## Given task
Can you carry on the comment letter below about HC2 Holdings' preliminary consent revocation statement, starting right after its last paragraph?

March 25, 2020

Via E-mail
Richard J. Grossman, Esq.
Skadden, Arps, Slate, Meagher & Flom LLP
One Manhattan West
New York, New York 10001-8602

       Re:     HC2 Holdings, Inc.
               Preliminary Consent Revocation Statement on Schedule 14A
               Filed March 20, 2020
               File No. 1-35210

Dear Mr. Grossman:

       We have reviewed the filing above and have the following comments. In
some of our
comments, we may ask you to provide us with information so we may better
understand the
disclosure.

       Please respond to this letter by amending the filing or by providing the
requested
information. If you do not believe our comments apply to the Company's facts
and
circumstances or do not believe an amendment is appropriate, please tell us why
in your
response.

         After reviewing any amendment to the filing and the information you
provide in response
to this comment, we may have additional comments. All defined terms used in
this letter have
the same meaning as in the preliminary consent revocation statement unless
otherwise indicated.

Preliminary Consent Revocation Statement

Letter to Stockholders

1.     Disclosure indicates that "Percy Rockdale has no duty to act in the best
interest of the
       Company's stockholders..." With a view towards disclosure, please advise
whether any
       stockholder has a duty to act in the best interest of stockholders,
including when selecting
       potential nominees to serve on the Board, and what Percy Rockdale could
affirmatively
       do in its capacity as a stockholder in order to be considered by the
Company as acting in
       the best interest of the Company's stockholders. With respect to the
reference regarding
       Percy Rockdale's duty in selecting potential nominees to serve on the
Board, it is our
       understanding that notwithstanding Percy Rockdale's interests, any
nominees elected to
       the Board would have a state law fiduciary duty to act in the best
interest of all
       stockholders.
 Richard J. Grossman, Esq.
Skadden, Arps, Slate, Meagher & Flom LLP
March 25, 2020
Page 2

Q: What Happens if the Percy Rockdale Proposals Pass? Page 2

2.     Disclosure in the answer to this question indicates that "[t]he Board
intends, if less than
       all of the members of the Board are removed, to appoint the candidates
receiving the
       most votes, assuming that such candidate(s) received a majority of the
Company
       Securities entitled to vote, although there can be no assurance that the
Board will do so."
       Please revise to disclose the reasons why and circumstances pursuant to
which the Board
       would not do so. Also disclose the potential consequences, if any, of
the Board not doing
       so.

## Items
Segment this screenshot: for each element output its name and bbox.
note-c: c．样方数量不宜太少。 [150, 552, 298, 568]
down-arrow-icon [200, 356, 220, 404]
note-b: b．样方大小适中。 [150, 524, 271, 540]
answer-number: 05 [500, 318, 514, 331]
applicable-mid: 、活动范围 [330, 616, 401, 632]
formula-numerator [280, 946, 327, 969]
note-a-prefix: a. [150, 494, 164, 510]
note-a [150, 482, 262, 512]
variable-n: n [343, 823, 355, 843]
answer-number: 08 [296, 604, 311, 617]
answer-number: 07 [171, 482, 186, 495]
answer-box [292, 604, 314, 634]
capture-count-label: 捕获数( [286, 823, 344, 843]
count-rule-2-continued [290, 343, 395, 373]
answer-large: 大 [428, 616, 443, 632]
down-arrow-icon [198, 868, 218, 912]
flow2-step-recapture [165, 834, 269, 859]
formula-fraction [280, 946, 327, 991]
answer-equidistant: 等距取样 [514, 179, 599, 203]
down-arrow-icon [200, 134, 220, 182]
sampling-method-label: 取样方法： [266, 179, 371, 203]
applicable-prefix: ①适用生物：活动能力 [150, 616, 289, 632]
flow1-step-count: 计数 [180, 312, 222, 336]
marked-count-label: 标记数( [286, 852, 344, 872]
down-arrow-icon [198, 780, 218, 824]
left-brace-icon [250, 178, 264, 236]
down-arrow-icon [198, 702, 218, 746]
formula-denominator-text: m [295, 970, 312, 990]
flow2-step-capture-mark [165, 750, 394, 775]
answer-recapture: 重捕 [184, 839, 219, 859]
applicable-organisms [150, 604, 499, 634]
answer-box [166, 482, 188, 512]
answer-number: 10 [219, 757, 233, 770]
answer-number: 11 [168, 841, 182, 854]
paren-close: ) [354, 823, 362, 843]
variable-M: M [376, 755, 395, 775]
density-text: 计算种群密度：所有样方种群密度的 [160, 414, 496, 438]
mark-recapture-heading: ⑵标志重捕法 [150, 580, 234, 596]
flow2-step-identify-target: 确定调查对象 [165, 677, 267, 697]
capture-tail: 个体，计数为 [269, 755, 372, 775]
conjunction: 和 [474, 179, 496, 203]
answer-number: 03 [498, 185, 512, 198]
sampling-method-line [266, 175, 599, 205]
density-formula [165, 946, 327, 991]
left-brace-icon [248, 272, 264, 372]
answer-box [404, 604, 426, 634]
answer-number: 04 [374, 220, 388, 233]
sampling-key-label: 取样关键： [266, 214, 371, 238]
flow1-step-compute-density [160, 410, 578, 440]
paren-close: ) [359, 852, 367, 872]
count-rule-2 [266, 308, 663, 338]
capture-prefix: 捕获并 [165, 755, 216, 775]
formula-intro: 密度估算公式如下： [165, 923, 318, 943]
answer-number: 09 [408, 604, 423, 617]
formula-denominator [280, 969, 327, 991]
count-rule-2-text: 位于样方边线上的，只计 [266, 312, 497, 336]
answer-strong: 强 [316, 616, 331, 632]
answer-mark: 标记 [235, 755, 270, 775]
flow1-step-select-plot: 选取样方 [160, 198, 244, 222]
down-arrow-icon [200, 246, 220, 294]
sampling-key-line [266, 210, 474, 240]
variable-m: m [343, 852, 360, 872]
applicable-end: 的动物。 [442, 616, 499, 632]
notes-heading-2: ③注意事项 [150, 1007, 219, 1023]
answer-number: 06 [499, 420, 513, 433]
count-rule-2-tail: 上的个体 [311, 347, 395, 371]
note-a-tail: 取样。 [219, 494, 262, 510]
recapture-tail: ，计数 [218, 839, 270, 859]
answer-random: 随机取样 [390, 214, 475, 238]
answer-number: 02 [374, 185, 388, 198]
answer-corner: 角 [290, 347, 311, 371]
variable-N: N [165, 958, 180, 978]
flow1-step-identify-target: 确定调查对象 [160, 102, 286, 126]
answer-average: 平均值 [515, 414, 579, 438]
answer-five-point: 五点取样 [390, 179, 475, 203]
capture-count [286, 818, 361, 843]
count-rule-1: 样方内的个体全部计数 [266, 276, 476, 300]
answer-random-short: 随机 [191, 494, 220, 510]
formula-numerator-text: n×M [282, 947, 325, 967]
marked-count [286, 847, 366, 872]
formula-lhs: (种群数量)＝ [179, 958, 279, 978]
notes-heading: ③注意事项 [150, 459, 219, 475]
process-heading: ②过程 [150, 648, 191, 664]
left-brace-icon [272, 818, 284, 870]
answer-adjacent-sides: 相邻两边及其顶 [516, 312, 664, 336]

## Written answer
Reasons to Reject the Percy Rockdale Proposals, page 6

3.     Provide support for the statement that Percy Rockdale is conducting a
"value-destructive"
       consent solicitation campaign.

Security Ownership of Certain Beneficial Owners and Management, page 21

4.     Refer to the beneficial ownership table on page 22. Please advise us of
the impact, if any,
       on the number of shares of common stock beneficially owned by Mr.
Falcone disclosed
       in this table resulting from the order and judgment dated October 3,
2019 by the Supreme
       Court of the State of New York, extending to and including December 31,
2020 the
       effectiveness of an execution and levy served by the sheriff of the city
of New York on
       the Company on May 10, 2019, with respect to "all property not capable
of delivery in
       the possession of the Company in which judgment debtor Philip Falcone is
believed or
       known to have an interest."

Certain Potential Adverse Consequences..., page 49

5.     Refer to the first sentence of the second paragraph. Please revise to
explain why the
       Company may be required, as opposed to shall be required, to make an
offer to redeem
       the Preferred Stock upon the occurrence of the events described in this
sentence. In
       addition, disclose the potential consequences resulting from the Company
not having
       sufficient proceeds or the financing available to fund the offer to
redeem the Preferred
       Stock.

Proxy Card

6.     Please confirm the actual proxy card furnished to stockholders will
include the referenced
       space in Proposals 2 and 3 to write the name of each person for whom the
stockholder
       does not wish to revoke such stockholder's consent.
 Richard J. Grossman, Esq.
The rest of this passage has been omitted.